**FRAGMENTO DE TEXTO**

┌──

EL MITO DE LA SALVACIÓN POR LA CRUZ
Enrique Martínez Lozano
Domingo de Ramos
10
de abril
Lc 22,14 - 23,56
Tal
vez, la tendencia a poner nuestra salvación “fuera” pueda deberse a dos
factores: por un lado, a la creencia que nos identifica con el yo carenciado y
esencialmente necesitado de alguien que nos pueda “salvar”; por otro, a la
consciencia mágica y mítica -en la que nuestra especie ha vivido durante
siglos-, que pone la salvación en otro ser, como suelen hacer los niños.
En la tradición bíblica encontramos una imagen sumamente elocuente: en el Libro de los Números se narra que, para curar a quienes habían sido mordidos por serpientes venenosas -enviadas por Jehová como castigo por los pecados del pueblo-, Moisés colocó una serpiente de bronce en lo alto de un madero, de modo que todo aquel que miraba la serpiente quedaba automáticamente curado (Num 21,4-9).

└──

**SOLICITUD ESCRITA**
¿Puedes retomar el texto sobre el mito de la salvación por la cruz a partir de su última oración? Los registros no intervienen en esto.

**ENTRADAS EXTRAÍDAS**
┌──

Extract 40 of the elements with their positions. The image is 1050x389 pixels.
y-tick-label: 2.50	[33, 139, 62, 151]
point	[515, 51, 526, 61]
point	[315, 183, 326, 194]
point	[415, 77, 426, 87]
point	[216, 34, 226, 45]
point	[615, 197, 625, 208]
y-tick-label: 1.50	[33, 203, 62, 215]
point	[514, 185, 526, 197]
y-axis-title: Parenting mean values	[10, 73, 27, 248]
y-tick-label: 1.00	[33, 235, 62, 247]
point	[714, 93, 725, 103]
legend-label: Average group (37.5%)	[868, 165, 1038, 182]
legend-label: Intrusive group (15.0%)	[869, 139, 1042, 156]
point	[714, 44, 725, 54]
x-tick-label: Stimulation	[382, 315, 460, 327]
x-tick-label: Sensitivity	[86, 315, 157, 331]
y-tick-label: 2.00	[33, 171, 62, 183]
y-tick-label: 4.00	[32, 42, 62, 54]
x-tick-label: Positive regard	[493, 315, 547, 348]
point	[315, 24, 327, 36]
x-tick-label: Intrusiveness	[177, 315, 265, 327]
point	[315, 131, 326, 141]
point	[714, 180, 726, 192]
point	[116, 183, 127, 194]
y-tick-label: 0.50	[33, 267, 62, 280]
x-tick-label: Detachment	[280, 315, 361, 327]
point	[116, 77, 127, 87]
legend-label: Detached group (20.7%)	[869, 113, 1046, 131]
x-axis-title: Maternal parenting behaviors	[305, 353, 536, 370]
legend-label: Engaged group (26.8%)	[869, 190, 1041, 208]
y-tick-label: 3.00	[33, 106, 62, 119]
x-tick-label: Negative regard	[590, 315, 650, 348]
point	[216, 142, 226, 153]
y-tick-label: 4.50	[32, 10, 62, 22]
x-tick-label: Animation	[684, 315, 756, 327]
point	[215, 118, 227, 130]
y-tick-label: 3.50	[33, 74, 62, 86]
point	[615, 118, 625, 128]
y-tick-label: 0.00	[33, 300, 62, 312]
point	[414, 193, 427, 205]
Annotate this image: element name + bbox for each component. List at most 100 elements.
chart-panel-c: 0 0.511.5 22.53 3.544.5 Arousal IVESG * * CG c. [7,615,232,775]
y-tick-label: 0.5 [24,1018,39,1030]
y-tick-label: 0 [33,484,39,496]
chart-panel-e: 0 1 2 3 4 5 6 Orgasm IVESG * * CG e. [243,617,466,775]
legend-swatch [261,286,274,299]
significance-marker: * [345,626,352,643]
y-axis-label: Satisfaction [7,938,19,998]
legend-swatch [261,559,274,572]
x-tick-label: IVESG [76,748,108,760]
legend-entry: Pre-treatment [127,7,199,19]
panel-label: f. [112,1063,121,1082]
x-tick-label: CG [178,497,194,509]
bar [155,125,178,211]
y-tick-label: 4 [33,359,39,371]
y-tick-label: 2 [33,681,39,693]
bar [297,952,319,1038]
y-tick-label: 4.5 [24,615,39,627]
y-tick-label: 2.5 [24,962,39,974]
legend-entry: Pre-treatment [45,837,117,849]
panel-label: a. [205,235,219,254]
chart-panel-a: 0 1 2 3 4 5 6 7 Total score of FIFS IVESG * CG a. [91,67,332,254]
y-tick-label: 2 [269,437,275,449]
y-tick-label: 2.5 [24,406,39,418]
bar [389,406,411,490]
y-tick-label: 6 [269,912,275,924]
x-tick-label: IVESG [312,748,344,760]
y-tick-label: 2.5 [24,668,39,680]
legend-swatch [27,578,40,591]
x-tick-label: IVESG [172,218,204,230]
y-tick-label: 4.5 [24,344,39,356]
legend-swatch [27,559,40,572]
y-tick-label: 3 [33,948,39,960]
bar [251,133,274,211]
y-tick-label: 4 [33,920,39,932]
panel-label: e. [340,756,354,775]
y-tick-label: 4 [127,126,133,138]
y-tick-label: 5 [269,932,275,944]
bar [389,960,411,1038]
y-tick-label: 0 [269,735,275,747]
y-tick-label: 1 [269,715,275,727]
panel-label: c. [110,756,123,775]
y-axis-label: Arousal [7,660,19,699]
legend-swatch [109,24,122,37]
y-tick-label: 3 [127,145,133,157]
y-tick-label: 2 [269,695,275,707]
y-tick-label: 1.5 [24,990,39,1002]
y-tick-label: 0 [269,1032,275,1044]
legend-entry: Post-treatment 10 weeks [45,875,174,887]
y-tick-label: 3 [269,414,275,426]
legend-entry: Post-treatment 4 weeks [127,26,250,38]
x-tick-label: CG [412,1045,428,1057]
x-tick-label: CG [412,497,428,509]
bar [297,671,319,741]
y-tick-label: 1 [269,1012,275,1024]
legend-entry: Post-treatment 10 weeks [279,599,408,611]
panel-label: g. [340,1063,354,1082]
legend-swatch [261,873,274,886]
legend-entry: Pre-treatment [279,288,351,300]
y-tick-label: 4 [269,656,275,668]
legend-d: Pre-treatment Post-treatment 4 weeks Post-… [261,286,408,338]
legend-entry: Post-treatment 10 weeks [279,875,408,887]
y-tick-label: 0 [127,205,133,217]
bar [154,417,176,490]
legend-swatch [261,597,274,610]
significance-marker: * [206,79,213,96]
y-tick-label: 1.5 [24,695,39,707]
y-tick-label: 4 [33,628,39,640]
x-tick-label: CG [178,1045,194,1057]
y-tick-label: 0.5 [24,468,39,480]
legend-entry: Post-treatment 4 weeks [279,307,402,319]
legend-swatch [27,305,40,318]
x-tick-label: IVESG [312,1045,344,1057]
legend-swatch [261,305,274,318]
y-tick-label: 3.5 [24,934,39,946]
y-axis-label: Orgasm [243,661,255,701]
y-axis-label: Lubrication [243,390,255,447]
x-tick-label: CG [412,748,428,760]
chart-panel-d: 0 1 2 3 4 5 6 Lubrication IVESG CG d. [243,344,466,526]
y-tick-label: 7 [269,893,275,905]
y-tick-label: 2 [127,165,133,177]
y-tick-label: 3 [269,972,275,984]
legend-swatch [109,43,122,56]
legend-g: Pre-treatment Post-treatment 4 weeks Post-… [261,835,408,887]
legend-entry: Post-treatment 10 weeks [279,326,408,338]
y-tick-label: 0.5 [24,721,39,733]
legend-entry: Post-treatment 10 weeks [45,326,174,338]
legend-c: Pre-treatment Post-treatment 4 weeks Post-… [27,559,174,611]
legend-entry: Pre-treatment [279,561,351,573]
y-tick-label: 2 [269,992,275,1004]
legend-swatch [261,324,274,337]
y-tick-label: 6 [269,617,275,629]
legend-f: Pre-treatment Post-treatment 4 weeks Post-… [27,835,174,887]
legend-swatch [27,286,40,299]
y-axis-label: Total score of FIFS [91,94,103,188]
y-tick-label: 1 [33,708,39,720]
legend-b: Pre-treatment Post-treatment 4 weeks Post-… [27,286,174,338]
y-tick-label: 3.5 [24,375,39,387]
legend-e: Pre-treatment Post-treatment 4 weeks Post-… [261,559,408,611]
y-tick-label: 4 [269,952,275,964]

└──

**EN RESPUESTA**
En
el caso cristiano, la cruz de Jesús se leyó en relación a la doctrina del
“pecado original”. Según la “teoría de la expiación”, grabada a fuego en el
imaginario colectivo del mundo cristiano, todos los humanos nacen con un pecado
que solo podía ser perdonado gracias al sacrificio de Cristo en la cruz.
Sospecho
que no somos todavía conscientes de la doble implicación “oculta” en esa
doctrina:
·
imagen de un dios sádico, que reclama la sangre de su propio hijo para perdonar
el pecado de “los primeros padres”;
· imagen del ser humano como “pecador” desde antes de su nacimiento, creencia en la que se asentaría la omnipresente culpa católica.
Solo
una identificación extrema con la creencia impide ver que un planteamiento de
este tipo resulte frontalmente disonante con la conciencia moderna. ¿Cómo
podría creerse hoy, literalmente, en el mito de la salvación por la cruz?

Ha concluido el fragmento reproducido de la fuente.